WHAT THE EXERCISE ASKS: Determine how many lines in the data below contain "Perspectiva" and write only that number.

◇ ◇ ◇ ◇ ◇

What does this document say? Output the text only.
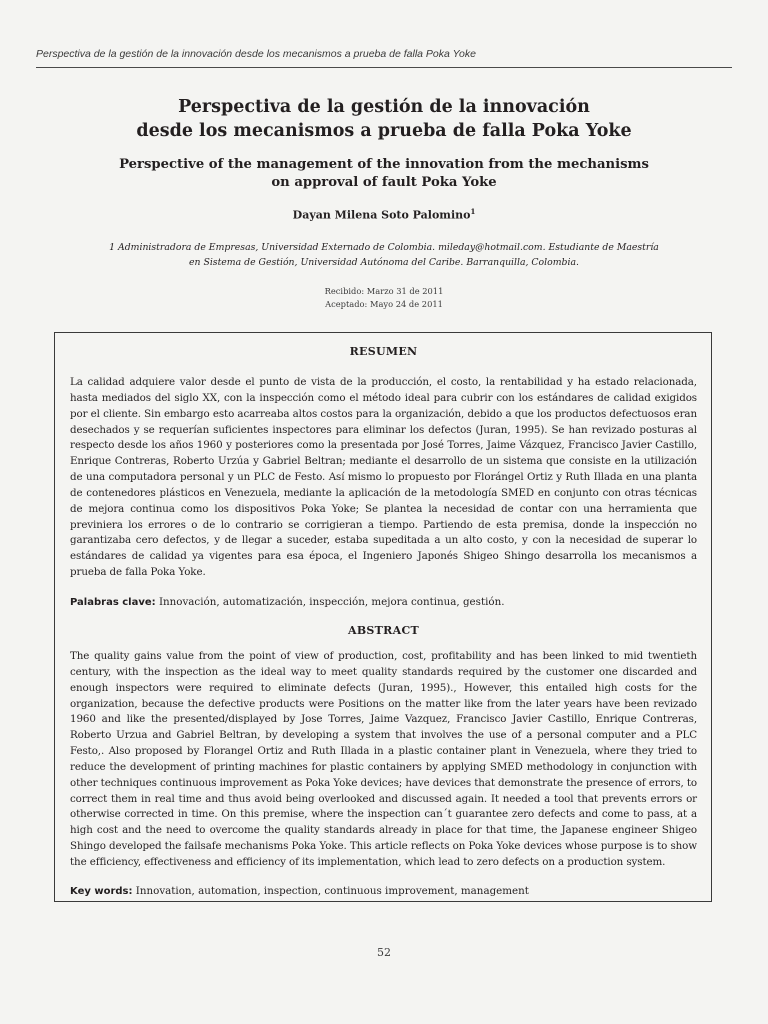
Perspectiva de la gestión de la innovación desde los mecanismos a prueba de falla Poka Yoke
Perspectiva de la gestión de la innovación
desde los mecanismos a prueba de falla Poka Yoke
Perspective of the management of the innovation from the mechanisms
on approval of fault Poka Yoke
Dayan Milena Soto Palomino$^1$
1 Administradora de Empresas, Universidad Externado de Colombia. mileday@hotmail.com. Estudiante de Maestría
en Sistema de Gestión, Universidad Autónoma del Caribe. Barranquilla, Colombia.
Recibido: Marzo 31 de 2011
Aceptado: Mayo 24 de 2011

RESUMEN

La calidad adquiere valor desde el punto de vista de la producción, el costo, la rentabilidad y ha estado relacionada, hasta mediados del siglo XX, con la inspección como el método ideal para cubrir con los estándares de calidad exigidos por el cliente. Sin embargo esto acarreaba altos costos para la organización, debido a que los productos defectuosos eran desechados y se requerían suficientes inspectores para eliminar los defectos (Juran, 1995). Se han revizado posturas al respecto desde los años 1960 y posteriores como la presentada por José Torres, Jaime Vázquez, Francisco Javier Castillo, Enrique Contreras, Roberto Urzúa y Gabriel Beltran; mediante el desarrollo de un sistema que consiste en la utilización de una computadora personal y un PLC de Festo. Así mismo lo propuesto por Florángel Ortiz y Ruth Illada en una planta de contenedores plásticos en Venezuela, mediante la aplicación de la metodología SMED en conjunto con otras técnicas de mejora continua como los dispositivos Poka Yoke; Se plantea la necesidad de contar con una herramienta que previniera los errores o de lo contrario se corrigieran a tiempo. Partiendo de esta premisa, donde la inspección no garantizaba cero defectos, y de llegar a suceder, estaba supeditada a un alto costo, y con la necesidad de superar lo estándares de calidad ya vigentes para esa época, el Ingeniero Japonés Shigeo Shingo desarrolla los mecanismos a prueba de falla Poka Yoke.

Palabras clave: Innovación, automatización, inspección, mejora continua, gestión.

ABSTRACT

The quality gains value from the point of view of production, cost, profitability and has been linked to mid twentieth century, with the inspection as the ideal way to meet quality standards required by the customer one discarded and enough inspectors were required to eliminate defects (Juran, 1995)., However, this entailed high costs for the organization, because the defective products were Positions on the matter like from the later years have been revizado 1960 and like the presented/displayed by Jose Torres, Jaime Vazquez, Francisco Javier Castillo, Enrique Contreras, Roberto Urzua and Gabriel Beltran, by developing a system that involves the use of a personal computer and a PLC Festo,. Also proposed by Florangel Ortiz and Ruth Illada in a plastic container plant in Venezuela, where they tried to reduce the development of printing machines for plastic containers by applying SMED methodology in conjunction with other techniques continuous improvement as Poka Yoke devices; have devices that demonstrate the presence of errors, to correct them in real time and thus avoid being overlooked and discussed again. It needed a tool that prevents errors or otherwise corrected in time. On this premise, where the inspection can´t guarantee zero defects and come to pass, at a high cost and the need to overcome the quality standards already in place for that time, the Japanese engineer Shigeo Shingo developed the failsafe mechanisms Poka Yoke. This article reflects on Poka Yoke devices whose purpose is to show the efficiency, effectiveness and efficiency of its implementation, which lead to zero defects on a production system.

Key words: Innovation, automation, inspection, continuous improvement, management

52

◇ ◇ ◇ ◇ ◇

EXERCISE ANSWER: 2